[Written problem] Transcribe all the entries word for word, skipping the pictures.
○ ○ ○ ○
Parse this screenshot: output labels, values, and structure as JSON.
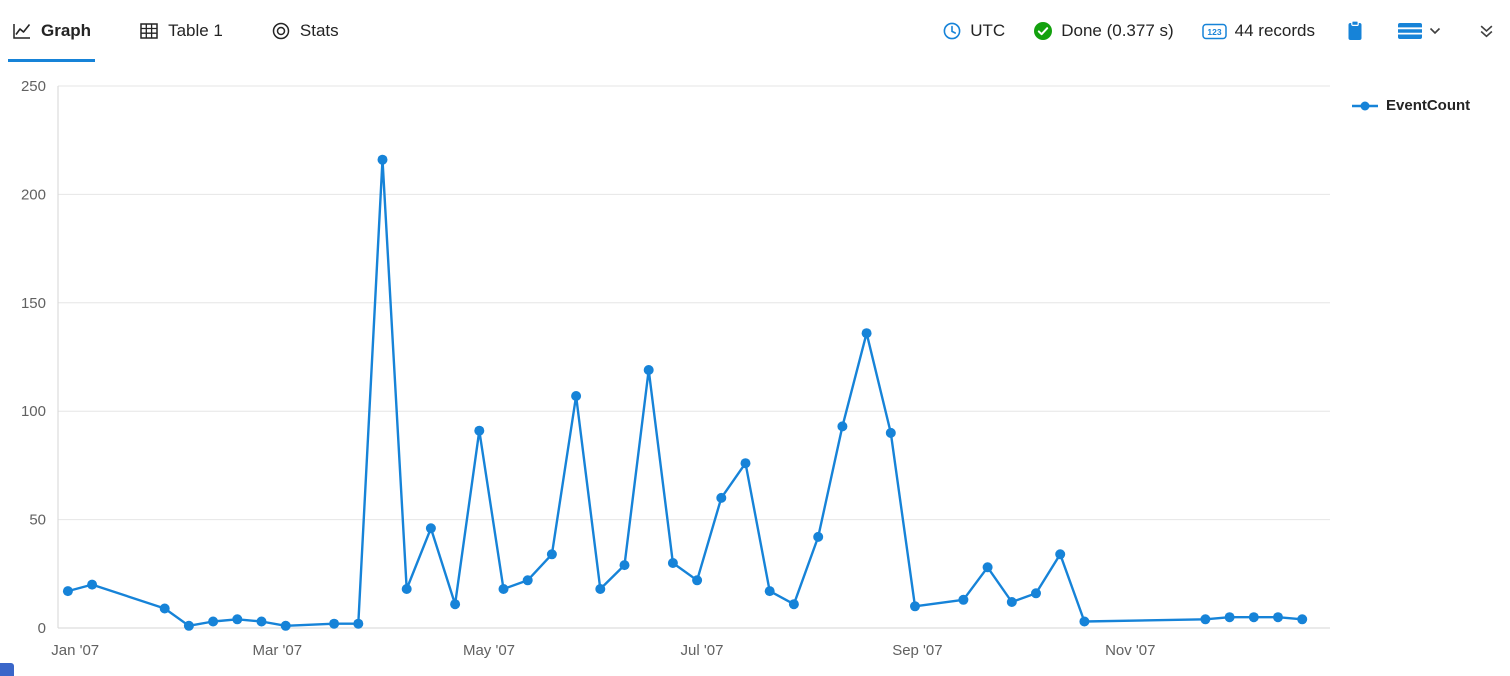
{
  "colors": {
    "accent": "#1683d8",
    "success_green": "#13a10e",
    "axis_text": "#616161",
    "grid": "#e6e6e6",
    "axis_line": "#d6d6d6"
  },
  "tabs": [
    {
      "label": "Graph",
      "icon": "line-chart-icon",
      "active": true
    },
    {
      "label": "Table 1",
      "icon": "table-icon",
      "active": false
    },
    {
      "label": "Stats",
      "icon": "stats-icon",
      "active": false
    }
  ],
  "statusbar": {
    "timezone": "UTC",
    "status": "Done (0.377 s)",
    "records": "44 records",
    "records_icon_text": "123"
  },
  "legend": {
    "label": "EventCount"
  },
  "chart_data": {
    "type": "line",
    "title": "",
    "xlabel": "",
    "ylabel": "",
    "x_unit": "week index of 2007 (weekly bins; gaps are missing weeks)",
    "marker": "circle",
    "grid": true,
    "legend_position": "right",
    "xlim": [
      -0.41,
      52.15
    ],
    "ylim": [
      0,
      250
    ],
    "y_ticks": [
      0,
      50,
      100,
      150,
      200,
      250
    ],
    "x_ticks": [
      {
        "pos": 0.3,
        "label": "Jan '07"
      },
      {
        "pos": 8.65,
        "label": "Mar '07"
      },
      {
        "pos": 17.4,
        "label": "May '07"
      },
      {
        "pos": 26.2,
        "label": "Jul '07"
      },
      {
        "pos": 35.1,
        "label": "Sep '07"
      },
      {
        "pos": 43.9,
        "label": "Nov '07"
      }
    ],
    "series": [
      {
        "name": "EventCount",
        "color": "#1683d8",
        "points": [
          [
            0,
            17
          ],
          [
            1,
            20
          ],
          [
            4,
            9
          ],
          [
            5,
            1
          ],
          [
            6,
            3
          ],
          [
            7,
            4
          ],
          [
            8,
            3
          ],
          [
            9,
            1
          ],
          [
            11,
            2
          ],
          [
            12,
            2
          ],
          [
            13,
            216
          ],
          [
            14,
            18
          ],
          [
            15,
            46
          ],
          [
            16,
            11
          ],
          [
            17,
            91
          ],
          [
            18,
            18
          ],
          [
            19,
            22
          ],
          [
            20,
            34
          ],
          [
            21,
            107
          ],
          [
            22,
            18
          ],
          [
            23,
            29
          ],
          [
            24,
            119
          ],
          [
            25,
            30
          ],
          [
            26,
            22
          ],
          [
            27,
            60
          ],
          [
            28,
            76
          ],
          [
            29,
            17
          ],
          [
            30,
            11
          ],
          [
            31,
            42
          ],
          [
            32,
            93
          ],
          [
            33,
            136
          ],
          [
            34,
            90
          ],
          [
            35,
            10
          ],
          [
            37,
            13
          ],
          [
            38,
            28
          ],
          [
            39,
            12
          ],
          [
            40,
            16
          ],
          [
            41,
            34
          ],
          [
            42,
            3
          ],
          [
            47,
            4
          ],
          [
            48,
            5
          ],
          [
            49,
            5
          ],
          [
            50,
            5
          ],
          [
            51,
            4
          ]
        ]
      }
    ]
  }
}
○ ○ ○ ○
[Response for this exercise]
Parse this screenshot: output labels, values, and structure as JSON.
{
  "colors": {
    "accent": "#1683d8",
    "success_green": "#13a10e",
    "axis_text": "#616161",
    "grid": "#e6e6e6",
    "axis_line": "#d6d6d6"
  },
  "tabs": [
    {
      "label": "Graph",
      "icon": "line-chart-icon",
      "active": true
    },
    {
      "label": "Table 1",
      "icon": "table-icon",
      "active": false
    },
    {
      "label": "Stats",
      "icon": "stats-icon",
      "active": false
    }
  ],
  "statusbar": {
    "timezone": "UTC",
    "status": "Done (0.377 s)",
    "records": "44 records",
    "records_icon_text": "123"
  },
  "legend": {
    "label": "EventCount"
  },
  "chart_data": {
    "type": "line",
    "title": "",
    "xlabel": "",
    "ylabel": "",
    "x_unit": "week index of 2007 (weekly bins; gaps are missing weeks)",
    "marker": "circle",
    "grid": true,
    "legend_position": "right",
    "xlim": [
      -0.41,
      52.15
    ],
    "ylim": [
      0,
      250
    ],
    "y_ticks": [
      0,
      50,
      100,
      150,
      200,
      250
    ],
    "x_ticks": [
      {
        "pos": 0.3,
        "label": "Jan '07"
      },
      {
        "pos": 8.65,
        "label": "Mar '07"
      },
      {
        "pos": 17.4,
        "label": "May '07"
      },
      {
        "pos": 26.2,
        "label": "Jul '07"
      },
      {
        "pos": 35.1,
        "label": "Sep '07"
      },
      {
        "pos": 43.9,
        "label": "Nov '07"
      }
    ],
    "series": [
      {
        "name": "EventCount",
        "color": "#1683d8",
        "points": [
          [
            0,
            17
          ],
          [
            1,
            20
          ],
          [
            4,
            9
          ],
          [
            5,
            1
          ],
          [
            6,
            3
          ],
          [
            7,
            4
          ],
          [
            8,
            3
          ],
          [
            9,
            1
          ],
          [
            11,
            2
          ],
          [
            12,
            2
          ],
          [
            13,
            216
          ],
          [
            14,
            18
          ],
          [
            15,
            46
          ],
          [
            16,
            11
          ],
          [
            17,
            91
          ],
          [
            18,
            18
          ],
          [
            19,
            22
          ],
          [
            20,
            34
          ],
          [
            21,
            107
          ],
          [
            22,
            18
          ],
          [
            23,
            29
          ],
          [
            24,
            119
          ],
          [
            25,
            30
          ],
          [
            26,
            22
          ],
          [
            27,
            60
          ],
          [
            28,
            76
          ],
          [
            29,
            17
          ],
          [
            30,
            11
          ],
          [
            31,
            42
          ],
          [
            32,
            93
          ],
          [
            33,
            136
          ],
          [
            34,
            90
          ],
          [
            35,
            10
          ],
          [
            37,
            13
          ],
          [
            38,
            28
          ],
          [
            39,
            12
          ],
          [
            40,
            16
          ],
          [
            41,
            34
          ],
          [
            42,
            3
          ],
          [
            47,
            4
          ],
          [
            48,
            5
          ],
          [
            49,
            5
          ],
          [
            50,
            5
          ],
          [
            51,
            4
          ]
        ]
      }
    ]
  }
}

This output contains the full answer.